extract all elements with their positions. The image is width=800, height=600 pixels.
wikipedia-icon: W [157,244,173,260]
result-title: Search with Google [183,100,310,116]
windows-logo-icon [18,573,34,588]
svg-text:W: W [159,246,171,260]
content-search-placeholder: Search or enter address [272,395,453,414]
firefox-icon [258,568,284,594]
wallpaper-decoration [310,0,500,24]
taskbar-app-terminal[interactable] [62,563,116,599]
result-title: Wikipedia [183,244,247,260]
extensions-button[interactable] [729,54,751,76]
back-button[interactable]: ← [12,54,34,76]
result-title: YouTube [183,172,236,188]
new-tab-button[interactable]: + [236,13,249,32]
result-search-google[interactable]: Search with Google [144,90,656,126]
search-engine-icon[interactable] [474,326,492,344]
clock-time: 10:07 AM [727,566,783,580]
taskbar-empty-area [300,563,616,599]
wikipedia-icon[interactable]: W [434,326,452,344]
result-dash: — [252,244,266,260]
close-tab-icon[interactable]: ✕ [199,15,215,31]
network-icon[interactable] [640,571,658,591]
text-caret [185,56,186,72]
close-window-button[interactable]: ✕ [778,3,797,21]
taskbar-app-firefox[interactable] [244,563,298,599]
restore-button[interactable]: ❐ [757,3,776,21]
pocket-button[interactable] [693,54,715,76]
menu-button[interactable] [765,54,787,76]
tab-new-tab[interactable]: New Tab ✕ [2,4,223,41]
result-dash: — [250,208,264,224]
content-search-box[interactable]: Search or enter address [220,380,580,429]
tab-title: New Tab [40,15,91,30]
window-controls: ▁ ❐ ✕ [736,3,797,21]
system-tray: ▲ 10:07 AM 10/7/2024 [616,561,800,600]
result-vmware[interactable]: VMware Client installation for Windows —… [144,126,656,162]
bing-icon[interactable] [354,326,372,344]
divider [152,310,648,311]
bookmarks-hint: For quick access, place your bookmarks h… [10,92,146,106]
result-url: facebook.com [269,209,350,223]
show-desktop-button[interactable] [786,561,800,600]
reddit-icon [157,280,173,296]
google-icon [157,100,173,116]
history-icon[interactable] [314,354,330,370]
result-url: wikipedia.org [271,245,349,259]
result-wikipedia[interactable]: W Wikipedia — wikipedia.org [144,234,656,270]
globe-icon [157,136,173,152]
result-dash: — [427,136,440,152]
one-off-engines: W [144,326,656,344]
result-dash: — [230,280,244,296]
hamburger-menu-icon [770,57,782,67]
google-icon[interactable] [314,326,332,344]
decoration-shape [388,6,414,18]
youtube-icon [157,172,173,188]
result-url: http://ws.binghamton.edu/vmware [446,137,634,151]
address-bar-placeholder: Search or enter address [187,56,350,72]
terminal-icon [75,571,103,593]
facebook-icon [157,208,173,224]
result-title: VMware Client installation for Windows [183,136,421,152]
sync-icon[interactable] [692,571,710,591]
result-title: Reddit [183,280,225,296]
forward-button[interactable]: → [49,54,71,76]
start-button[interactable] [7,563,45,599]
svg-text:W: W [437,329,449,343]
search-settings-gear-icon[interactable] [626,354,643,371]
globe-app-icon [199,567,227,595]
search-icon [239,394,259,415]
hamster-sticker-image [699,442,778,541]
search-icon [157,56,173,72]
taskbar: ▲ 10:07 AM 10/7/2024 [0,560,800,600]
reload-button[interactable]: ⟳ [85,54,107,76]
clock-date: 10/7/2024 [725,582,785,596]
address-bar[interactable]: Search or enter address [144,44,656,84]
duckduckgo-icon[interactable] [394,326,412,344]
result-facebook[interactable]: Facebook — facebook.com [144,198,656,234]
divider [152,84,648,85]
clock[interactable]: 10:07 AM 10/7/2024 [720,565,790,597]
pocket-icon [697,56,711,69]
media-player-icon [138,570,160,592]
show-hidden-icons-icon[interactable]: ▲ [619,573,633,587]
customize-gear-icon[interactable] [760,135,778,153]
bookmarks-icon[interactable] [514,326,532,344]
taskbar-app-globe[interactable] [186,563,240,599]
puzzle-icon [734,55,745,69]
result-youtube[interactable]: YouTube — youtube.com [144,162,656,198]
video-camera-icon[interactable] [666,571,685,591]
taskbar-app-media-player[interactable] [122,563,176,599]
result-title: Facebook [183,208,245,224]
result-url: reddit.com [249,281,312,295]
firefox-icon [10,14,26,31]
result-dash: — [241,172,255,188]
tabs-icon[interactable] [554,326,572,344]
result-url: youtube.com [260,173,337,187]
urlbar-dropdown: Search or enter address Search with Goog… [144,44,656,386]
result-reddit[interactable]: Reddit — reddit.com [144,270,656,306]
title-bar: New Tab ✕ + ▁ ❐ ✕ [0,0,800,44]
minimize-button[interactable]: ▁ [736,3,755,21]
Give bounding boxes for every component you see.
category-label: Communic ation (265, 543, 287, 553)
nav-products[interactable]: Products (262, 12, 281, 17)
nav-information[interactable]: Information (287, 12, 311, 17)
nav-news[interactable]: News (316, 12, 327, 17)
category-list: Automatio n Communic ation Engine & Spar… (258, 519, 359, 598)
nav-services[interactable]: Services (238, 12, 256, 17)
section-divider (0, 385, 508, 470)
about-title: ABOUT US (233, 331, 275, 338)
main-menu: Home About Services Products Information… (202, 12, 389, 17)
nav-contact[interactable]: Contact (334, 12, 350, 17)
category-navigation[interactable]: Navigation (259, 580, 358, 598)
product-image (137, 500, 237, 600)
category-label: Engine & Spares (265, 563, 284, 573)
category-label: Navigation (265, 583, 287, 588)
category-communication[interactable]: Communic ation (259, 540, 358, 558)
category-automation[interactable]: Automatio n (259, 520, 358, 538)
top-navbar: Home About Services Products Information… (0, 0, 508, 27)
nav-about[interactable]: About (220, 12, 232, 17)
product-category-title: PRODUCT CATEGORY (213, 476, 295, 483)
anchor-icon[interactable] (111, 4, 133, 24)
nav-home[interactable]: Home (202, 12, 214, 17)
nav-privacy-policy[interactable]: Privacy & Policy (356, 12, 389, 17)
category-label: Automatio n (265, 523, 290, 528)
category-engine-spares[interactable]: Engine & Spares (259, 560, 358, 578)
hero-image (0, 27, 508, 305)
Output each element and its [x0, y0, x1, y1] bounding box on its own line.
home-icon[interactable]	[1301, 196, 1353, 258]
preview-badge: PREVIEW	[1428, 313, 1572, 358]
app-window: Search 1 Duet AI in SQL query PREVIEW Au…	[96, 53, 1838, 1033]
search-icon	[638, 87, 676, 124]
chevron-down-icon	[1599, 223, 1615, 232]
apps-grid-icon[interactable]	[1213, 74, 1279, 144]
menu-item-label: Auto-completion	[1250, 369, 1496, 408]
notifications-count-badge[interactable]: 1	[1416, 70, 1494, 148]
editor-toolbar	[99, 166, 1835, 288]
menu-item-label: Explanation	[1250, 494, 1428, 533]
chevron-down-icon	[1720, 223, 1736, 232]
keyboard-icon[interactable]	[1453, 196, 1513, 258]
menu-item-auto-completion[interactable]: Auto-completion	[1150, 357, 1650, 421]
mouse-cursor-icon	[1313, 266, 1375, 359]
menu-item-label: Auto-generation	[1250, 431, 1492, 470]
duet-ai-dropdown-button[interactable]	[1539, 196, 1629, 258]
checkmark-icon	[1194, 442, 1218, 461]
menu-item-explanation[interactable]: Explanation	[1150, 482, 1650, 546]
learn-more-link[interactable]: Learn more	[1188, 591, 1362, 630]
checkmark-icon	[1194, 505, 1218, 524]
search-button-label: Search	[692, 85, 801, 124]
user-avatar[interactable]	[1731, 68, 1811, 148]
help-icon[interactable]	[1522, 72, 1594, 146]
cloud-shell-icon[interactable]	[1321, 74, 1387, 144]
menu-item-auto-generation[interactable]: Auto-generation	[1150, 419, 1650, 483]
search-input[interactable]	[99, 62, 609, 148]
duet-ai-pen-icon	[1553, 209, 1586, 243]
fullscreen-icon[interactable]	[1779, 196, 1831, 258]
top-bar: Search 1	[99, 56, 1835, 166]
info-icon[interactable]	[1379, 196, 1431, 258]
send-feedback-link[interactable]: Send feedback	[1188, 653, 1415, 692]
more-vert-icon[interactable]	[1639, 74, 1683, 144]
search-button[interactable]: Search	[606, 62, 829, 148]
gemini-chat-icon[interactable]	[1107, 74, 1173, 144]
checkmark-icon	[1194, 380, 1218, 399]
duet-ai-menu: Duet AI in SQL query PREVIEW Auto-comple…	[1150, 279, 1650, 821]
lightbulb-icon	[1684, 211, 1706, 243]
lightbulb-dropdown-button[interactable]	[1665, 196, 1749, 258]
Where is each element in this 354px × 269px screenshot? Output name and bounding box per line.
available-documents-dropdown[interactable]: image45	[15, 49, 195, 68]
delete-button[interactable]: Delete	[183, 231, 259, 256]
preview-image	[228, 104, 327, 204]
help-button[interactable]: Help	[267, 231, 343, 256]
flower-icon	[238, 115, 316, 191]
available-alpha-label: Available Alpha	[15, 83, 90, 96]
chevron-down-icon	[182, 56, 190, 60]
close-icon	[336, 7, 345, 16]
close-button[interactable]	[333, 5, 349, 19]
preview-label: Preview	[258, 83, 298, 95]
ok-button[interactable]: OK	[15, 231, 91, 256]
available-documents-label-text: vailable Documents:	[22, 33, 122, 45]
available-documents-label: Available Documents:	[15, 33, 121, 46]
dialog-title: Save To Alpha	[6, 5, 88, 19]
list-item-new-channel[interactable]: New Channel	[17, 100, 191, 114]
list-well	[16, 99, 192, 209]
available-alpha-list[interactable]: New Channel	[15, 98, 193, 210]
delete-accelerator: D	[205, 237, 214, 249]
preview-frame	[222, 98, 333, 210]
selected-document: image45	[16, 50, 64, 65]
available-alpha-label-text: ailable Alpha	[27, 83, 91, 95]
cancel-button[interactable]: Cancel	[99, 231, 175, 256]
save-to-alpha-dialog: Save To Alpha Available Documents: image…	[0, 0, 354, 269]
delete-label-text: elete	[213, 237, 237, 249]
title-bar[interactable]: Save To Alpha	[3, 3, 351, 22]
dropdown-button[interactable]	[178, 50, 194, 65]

==================================================

- _WRITTEN PROBLEM_
Copy out word for word every line from the first line of the records through the line that contains "window-controls: ▁ ❐ ✕ [736,3,797,21]", including that line.

- _ANSWER_
extract all elements with their positions. The image is width=800, height=600 pixels.
wikipedia-icon: W [157,244,173,260]
result-title: Search with Google [183,100,310,116]
windows-logo-icon [18,573,34,588]
svg-text:W: W [159,246,171,260]
content-search-placeholder: Search or enter address [272,395,453,414]
firefox-icon [258,568,284,594]
wallpaper-decoration [310,0,500,24]
taskbar-app-terminal[interactable] [62,563,116,599]
result-title: Wikipedia [183,244,247,260]
extensions-button[interactable] [729,54,751,76]
back-button[interactable]: ← [12,54,34,76]
result-title: YouTube [183,172,236,188]
new-tab-button[interactable]: + [236,13,249,32]
result-search-google[interactable]: Search with Google [144,90,656,126]
search-engine-icon[interactable] [474,326,492,344]
clock-time: 10:07 AM [727,566,783,580]
taskbar-empty-area [300,563,616,599]
wikipedia-icon[interactable]: W [434,326,452,344]
result-dash: — [252,244,266,260]
close-tab-icon[interactable]: ✕ [199,15,215,31]
network-icon[interactable] [640,571,658,591]
text-caret [185,56,186,72]
close-window-button[interactable]: ✕ [778,3,797,21]
taskbar-app-firefox[interactable] [244,563,298,599]
restore-button[interactable]: ❐ [757,3,776,21]
pocket-button[interactable] [693,54,715,76]
menu-button[interactable] [765,54,787,76]
tab-new-tab[interactable]: New Tab ✕ [2,4,223,41]
result-dash: — [250,208,264,224]
content-search-box[interactable]: Search or enter address [220,380,580,429]
tab-title: New Tab [40,15,91,30]
window-controls: ▁ ❐ ✕ [736,3,797,21]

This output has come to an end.